* begin Input data *
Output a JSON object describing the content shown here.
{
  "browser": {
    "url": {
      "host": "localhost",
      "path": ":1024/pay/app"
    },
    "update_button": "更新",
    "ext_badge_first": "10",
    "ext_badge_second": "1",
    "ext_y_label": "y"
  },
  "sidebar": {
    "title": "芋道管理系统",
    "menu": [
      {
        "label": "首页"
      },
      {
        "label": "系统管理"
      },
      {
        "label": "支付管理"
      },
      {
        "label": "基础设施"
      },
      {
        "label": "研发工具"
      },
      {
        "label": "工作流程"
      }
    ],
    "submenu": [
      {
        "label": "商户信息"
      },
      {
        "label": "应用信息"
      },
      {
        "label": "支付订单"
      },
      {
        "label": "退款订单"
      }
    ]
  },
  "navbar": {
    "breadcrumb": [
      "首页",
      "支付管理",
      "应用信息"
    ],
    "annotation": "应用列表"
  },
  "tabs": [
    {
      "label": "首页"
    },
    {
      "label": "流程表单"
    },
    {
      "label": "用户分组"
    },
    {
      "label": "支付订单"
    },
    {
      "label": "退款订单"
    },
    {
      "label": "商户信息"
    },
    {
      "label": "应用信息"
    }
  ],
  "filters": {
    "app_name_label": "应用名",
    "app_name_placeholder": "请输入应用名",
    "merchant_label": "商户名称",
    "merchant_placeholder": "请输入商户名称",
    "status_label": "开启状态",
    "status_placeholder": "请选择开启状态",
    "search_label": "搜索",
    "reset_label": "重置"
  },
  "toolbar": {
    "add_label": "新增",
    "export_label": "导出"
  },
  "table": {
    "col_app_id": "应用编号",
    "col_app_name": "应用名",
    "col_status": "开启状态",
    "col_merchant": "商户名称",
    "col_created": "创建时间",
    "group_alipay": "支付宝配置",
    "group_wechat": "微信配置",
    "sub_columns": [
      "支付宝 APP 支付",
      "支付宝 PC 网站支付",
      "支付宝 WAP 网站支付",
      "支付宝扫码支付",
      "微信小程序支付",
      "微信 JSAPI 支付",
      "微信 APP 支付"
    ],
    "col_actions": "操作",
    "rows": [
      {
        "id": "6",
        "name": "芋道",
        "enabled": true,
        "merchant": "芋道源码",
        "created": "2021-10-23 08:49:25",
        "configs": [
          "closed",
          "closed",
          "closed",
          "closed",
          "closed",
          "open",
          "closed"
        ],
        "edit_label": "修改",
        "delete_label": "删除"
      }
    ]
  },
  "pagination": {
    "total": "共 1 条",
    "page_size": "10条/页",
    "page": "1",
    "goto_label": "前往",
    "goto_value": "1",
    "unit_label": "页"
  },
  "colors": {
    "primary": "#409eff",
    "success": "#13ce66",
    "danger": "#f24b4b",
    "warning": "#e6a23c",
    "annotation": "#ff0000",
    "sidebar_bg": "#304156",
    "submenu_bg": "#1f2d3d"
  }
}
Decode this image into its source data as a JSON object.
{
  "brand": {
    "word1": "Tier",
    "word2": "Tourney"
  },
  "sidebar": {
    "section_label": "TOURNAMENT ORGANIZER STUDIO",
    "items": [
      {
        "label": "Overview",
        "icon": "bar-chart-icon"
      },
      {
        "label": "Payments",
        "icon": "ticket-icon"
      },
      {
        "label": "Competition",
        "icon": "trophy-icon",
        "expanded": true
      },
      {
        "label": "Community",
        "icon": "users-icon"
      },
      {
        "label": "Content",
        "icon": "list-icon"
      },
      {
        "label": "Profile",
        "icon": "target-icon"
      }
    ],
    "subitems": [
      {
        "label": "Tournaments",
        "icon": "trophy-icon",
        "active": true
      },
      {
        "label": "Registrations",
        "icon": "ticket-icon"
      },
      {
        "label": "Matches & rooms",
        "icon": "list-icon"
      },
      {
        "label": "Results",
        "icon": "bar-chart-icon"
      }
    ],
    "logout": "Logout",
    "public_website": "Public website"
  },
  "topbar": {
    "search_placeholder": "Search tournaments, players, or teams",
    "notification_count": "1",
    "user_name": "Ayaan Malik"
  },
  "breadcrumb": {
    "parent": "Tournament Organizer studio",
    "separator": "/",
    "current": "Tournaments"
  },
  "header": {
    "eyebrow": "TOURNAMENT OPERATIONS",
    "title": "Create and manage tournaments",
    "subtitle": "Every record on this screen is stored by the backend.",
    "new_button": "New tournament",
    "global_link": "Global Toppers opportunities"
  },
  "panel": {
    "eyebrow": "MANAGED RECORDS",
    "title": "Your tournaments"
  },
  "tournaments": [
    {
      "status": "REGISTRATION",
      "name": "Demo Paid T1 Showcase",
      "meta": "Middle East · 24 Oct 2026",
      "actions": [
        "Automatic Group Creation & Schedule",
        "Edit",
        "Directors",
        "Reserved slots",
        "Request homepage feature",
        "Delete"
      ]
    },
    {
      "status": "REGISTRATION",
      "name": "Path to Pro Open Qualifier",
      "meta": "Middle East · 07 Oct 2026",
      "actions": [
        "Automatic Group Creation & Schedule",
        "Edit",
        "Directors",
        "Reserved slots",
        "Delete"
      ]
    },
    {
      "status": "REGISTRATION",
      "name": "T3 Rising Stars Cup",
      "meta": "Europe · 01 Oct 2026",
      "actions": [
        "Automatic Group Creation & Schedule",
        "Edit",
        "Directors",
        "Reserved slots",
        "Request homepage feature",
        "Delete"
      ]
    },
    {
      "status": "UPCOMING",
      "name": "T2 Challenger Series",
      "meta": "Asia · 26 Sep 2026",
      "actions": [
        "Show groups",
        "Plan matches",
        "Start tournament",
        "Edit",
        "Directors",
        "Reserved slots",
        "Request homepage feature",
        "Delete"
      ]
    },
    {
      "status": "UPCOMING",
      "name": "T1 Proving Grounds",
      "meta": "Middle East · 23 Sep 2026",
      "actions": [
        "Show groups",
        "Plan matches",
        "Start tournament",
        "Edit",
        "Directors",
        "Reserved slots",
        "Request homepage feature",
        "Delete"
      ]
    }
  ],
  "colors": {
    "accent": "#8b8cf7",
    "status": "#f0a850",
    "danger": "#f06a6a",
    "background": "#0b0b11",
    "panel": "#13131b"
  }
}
* end Input data *
Given instruction | Copy every line in the listing above where the string "this" turns up.

Solved exercise |
Decode this image into its source data as a JSON object.
    "subtitle": "Every record on this screen is stored by the backend.",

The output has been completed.